---------- Listed entries ----------

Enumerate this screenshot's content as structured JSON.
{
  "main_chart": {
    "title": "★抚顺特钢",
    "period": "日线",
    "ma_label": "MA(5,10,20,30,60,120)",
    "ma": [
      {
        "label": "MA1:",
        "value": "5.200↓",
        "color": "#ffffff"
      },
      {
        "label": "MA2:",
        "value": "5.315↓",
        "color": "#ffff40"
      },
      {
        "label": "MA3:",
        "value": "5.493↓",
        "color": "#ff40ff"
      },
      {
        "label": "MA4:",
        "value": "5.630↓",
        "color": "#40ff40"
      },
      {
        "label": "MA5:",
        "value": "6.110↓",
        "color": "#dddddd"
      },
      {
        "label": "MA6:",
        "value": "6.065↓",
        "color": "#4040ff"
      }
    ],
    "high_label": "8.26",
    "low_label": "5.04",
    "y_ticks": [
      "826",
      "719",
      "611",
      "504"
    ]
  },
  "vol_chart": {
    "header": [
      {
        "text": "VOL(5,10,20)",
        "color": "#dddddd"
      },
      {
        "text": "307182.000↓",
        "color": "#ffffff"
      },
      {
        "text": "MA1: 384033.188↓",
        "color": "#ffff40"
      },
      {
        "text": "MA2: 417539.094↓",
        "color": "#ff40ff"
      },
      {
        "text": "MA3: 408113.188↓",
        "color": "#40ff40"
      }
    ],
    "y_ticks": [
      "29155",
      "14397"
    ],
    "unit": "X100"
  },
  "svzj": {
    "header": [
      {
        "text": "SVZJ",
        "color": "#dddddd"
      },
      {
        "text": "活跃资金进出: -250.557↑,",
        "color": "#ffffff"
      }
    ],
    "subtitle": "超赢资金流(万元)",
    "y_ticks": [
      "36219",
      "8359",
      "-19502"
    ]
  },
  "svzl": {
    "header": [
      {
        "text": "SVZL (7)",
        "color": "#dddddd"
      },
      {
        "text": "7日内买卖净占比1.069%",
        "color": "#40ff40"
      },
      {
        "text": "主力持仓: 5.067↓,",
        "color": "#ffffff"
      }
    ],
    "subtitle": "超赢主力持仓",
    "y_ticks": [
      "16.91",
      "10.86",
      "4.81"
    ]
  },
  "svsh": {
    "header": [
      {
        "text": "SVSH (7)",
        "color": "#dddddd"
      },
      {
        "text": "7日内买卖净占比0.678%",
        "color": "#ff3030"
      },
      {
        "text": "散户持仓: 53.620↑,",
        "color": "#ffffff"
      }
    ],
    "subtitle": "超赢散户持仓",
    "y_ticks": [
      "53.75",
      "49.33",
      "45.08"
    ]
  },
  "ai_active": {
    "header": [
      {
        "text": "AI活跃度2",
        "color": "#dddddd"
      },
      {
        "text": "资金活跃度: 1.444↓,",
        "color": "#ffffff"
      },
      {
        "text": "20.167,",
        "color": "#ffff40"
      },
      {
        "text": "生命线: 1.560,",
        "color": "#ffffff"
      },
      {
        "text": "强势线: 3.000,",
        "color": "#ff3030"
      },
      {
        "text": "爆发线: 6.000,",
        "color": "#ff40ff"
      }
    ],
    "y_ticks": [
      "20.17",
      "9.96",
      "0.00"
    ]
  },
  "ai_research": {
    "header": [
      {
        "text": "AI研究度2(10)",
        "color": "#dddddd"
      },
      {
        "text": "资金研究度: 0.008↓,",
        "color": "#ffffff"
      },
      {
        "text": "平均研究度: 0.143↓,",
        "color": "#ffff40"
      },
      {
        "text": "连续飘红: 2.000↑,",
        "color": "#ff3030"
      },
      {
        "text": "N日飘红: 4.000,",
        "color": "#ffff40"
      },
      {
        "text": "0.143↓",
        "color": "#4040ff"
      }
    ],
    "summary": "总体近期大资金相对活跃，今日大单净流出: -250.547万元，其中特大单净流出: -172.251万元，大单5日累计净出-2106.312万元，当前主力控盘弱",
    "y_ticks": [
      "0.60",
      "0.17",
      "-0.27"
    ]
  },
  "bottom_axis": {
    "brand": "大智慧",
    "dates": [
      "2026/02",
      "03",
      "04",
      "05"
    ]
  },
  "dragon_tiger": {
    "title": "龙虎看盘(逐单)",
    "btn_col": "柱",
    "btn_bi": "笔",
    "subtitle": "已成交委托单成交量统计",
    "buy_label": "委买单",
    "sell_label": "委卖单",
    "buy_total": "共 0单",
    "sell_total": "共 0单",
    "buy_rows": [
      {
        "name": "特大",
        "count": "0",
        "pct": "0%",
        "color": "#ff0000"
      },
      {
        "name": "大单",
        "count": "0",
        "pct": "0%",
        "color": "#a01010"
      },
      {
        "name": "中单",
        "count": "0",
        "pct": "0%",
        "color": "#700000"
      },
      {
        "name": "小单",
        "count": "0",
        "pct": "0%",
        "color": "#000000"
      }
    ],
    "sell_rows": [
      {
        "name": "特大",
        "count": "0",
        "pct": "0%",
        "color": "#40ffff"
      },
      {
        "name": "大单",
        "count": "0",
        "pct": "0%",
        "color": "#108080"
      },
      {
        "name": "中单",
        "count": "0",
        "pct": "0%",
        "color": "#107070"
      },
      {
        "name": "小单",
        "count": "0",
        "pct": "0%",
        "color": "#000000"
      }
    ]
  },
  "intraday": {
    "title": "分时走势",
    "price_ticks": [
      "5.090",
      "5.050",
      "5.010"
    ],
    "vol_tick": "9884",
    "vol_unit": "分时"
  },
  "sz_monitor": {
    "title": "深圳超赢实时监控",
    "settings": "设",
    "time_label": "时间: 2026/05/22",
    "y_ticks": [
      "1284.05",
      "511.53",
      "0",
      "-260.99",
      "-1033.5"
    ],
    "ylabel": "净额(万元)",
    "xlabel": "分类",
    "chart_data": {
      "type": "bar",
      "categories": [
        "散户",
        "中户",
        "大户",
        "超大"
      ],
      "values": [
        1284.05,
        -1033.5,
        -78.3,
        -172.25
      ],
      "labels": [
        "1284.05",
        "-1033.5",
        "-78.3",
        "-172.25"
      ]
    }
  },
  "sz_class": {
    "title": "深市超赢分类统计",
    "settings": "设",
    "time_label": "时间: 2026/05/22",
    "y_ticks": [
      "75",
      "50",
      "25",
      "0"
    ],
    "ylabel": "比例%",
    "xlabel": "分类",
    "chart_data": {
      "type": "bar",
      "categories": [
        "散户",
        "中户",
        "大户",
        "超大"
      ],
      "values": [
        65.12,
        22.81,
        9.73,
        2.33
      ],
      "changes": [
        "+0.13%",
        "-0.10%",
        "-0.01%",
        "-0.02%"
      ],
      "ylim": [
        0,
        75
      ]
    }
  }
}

----------

### Required work
From the listing above, extract every line exactly as it stands.

### Solution to this task
Enumerate this screenshot's content as structured JSON.
{
  "main_chart": {
    "title": "★抚顺特钢",
    "period": "日线",
    "ma_label": "MA(5,10,20,30,60,120)",
    "ma": [
      {
        "label": "MA1:",
        "value": "5.200↓",
        "color": "#ffffff"
      },
      {
        "label": "MA2:",
        "value": "5.315↓",
        "color": "#ffff40"
      },
      {
        "label": "MA3:",
        "value": "5.493↓",
        "color": "#ff40ff"
      },
      {
        "label": "MA4:",
        "value": "5.630↓",
        "color": "#40ff40"
      },
      {
        "label": "MA5:",
        "value": "6.110↓",
        "color": "#dddddd"
      },
      {
        "label": "MA6:",
        "value": "6.065↓",
        "color": "#4040ff"
      }
    ],
    "high_label": "8.26",
    "low_label": "5.04",
    "y_ticks": [
      "826",
      "719",
      "611",
      "504"
    ]
  },
  "vol_chart": {
    "header": [
      {
        "text": "VOL(5,10,20)",
        "color": "#dddddd"
      },
      {
        "text": "307182.000↓",
        "color": "#ffffff"
      },
      {
        "text": "MA1: 384033.188↓",
        "color": "#ffff40"
      },
      {
        "text": "MA2: 417539.094↓",
        "color": "#ff40ff"
      },
      {
        "text": "MA3: 408113.188↓",
        "color": "#40ff40"
      }
    ],
    "y_ticks": [
      "29155",
      "14397"
    ],
    "unit": "X100"
  },
  "svzj": {
    "header": [
      {
        "text": "SVZJ",
        "color": "#dddddd"
      },
      {
        "text": "活跃资金进出: -250.557↑,",
        "color": "#ffffff"
      }
    ],
    "subtitle": "超赢资金流(万元)",
    "y_ticks": [
      "36219",
      "8359",
      "-19502"
    ]
  },
  "svzl": {
    "header": [
      {
        "text": "SVZL (7)",
        "color": "#dddddd"
      },
      {
        "text": "7日内买卖净占比1.069%",
        "color": "#40ff40"
      },
      {
        "text": "主力持仓: 5.067↓,",
        "color": "#ffffff"
      }
    ],
    "subtitle": "超赢主力持仓",
    "y_ticks": [
      "16.91",
      "10.86",
      "4.81"
    ]
  },
  "svsh": {
    "header": [
      {
        "text": "SVSH (7)",
        "color": "#dddddd"
      },
      {
        "text": "7日内买卖净占比0.678%",
        "color": "#ff3030"
      },
      {
        "text": "散户持仓: 53.620↑,",
        "color": "#ffffff"
      }
    ],
    "subtitle": "超赢散户持仓",
    "y_ticks": [
      "53.75",
      "49.33",
      "45.08"
    ]
  },
  "ai_active": {
    "header": [
      {
        "text": "AI活跃度2",
        "color": "#dddddd"
      },
      {
        "text": "资金活跃度: 1.444↓,",
        "color": "#ffffff"
      },
      {
        "text": "20.167,",
        "color": "#ffff40"
      },
      {
        "text": "生命线: 1.560,",
        "color": "#ffffff"
      },
      {
        "text": "强势线: 3.000,",
        "color": "#ff3030"
      },
      {
        "text": "爆发线: 6.000,",
        "color": "#ff40ff"
      }
    ],
    "y_ticks": [
      "20.17",
      "9.96",
      "0.00"
    ]
  },
  "ai_research": {
    "header": [
      {
        "text": "AI研究度2(10)",
        "color": "#dddddd"
      },
      {
        "text": "资金研究度: 0.008↓,",
        "color": "#ffffff"
      },
      {
        "text": "平均研究度: 0.143↓,",
        "color": "#ffff40"
      },
      {
        "text": "连续飘红: 2.000↑,",
        "color": "#ff3030"
      },
      {
        "text": "N日飘红: 4.000,",
        "color": "#ffff40"
      },
      {
        "text": "0.143↓",
        "color": "#4040ff"
      }
    ],
    "summary": "总体近期大资金相对活跃，今日大单净流出: -250.547万元，其中特大单净流出: -172.251万元，大单5日累计净出-2106.312万元，当前主力控盘弱",
    "y_ticks": [
      "0.60",
      "0.17",
      "-0.27"
    ]
  },
  "bottom_axis": {
    "brand": "大智慧",
    "dates": [
      "2026/02",
      "03",
      "04",
      "05"
    ]
  },
  "dragon_tiger": {
    "title": "龙虎看盘(逐单)",
    "btn_col": "柱",
    "btn_bi": "笔",
    "subtitle": "已成交委托单成交量统计",
    "buy_label": "委买单",
    "sell_label": "委卖单",
    "buy_total": "共 0单",
    "sell_total": "共 0单",
    "buy_rows": [
      {
        "name": "特大",
        "count": "0",
        "pct": "0%",
        "color": "#ff0000"
      },
      {
        "name": "大单",
        "count": "0",
        "pct": "0%",
        "color": "#a01010"
      },
      {
        "name": "中单",
        "count": "0",
        "pct": "0%",
        "color": "#700000"
      },
      {
        "name": "小单",
        "count": "0",
        "pct": "0%",
        "color": "#000000"
      }
    ],
    "sell_rows": [
      {
        "name": "特大",
        "count": "0",
        "pct": "0%",
        "color": "#40ffff"
      },
      {
        "name": "大单",
        "count": "0",
        "pct": "0%",
        "color": "#108080"
      },
      {
        "name": "中单",
        "count": "0",
        "pct": "0%",
        "color": "#107070"
      },
      {
        "name": "小单",
        "count": "0",
        "pct": "0%",
        "color": "#000000"
      }
    ]
  },
  "intraday": {
    "title": "分时走势",
    "price_ticks": [
      "5.090",
      "5.050",
      "5.010"
    ],
    "vol_tick": "9884",
    "vol_unit": "分时"
  },
  "sz_monitor": {
    "title": "深圳超赢实时监控",
    "settings": "设",
    "time_label": "时间: 2026/05/22",
    "y_ticks": [
      "1284.05",
      "511.53",
      "0",
      "-260.99",
      "-1033.5"
    ],
    "ylabel": "净额(万元)",
    "xlabel": "分类",
    "chart_data": {
      "type": "bar",
      "categories": [
        "散户",
        "中户",
        "大户",
        "超大"
      ],
      "values": [
        1284.05,
        -1033.5,
        -78.3,
        -172.25
      ],
      "labels": [
        "1284.05",
        "-1033.5",
        "-78.3",
        "-172.25"
      ]
    }
  },
  "sz_class": {
    "title": "深市超赢分类统计",
    "settings": "设",
    "time_label": "时间: 2026/05/22",
    "y_ticks": [
      "75",
      "50",
      "25",
      "0"
    ],
    "ylabel": "比例%",
    "xlabel": "分类",
    "chart_data": {
      "type": "bar",
      "categories": [
        "散户",
        "中户",
        "大户",
        "超大"
      ],
      "values": [
        65.12,
        22.81,
        9.73,
        2.33
      ],
      "changes": [
        "+0.13%",
        "-0.10%",
        "-0.01%",
        "-0.02%"
      ],
      "ylim": [
        0,
        75
      ]
    }
  }
}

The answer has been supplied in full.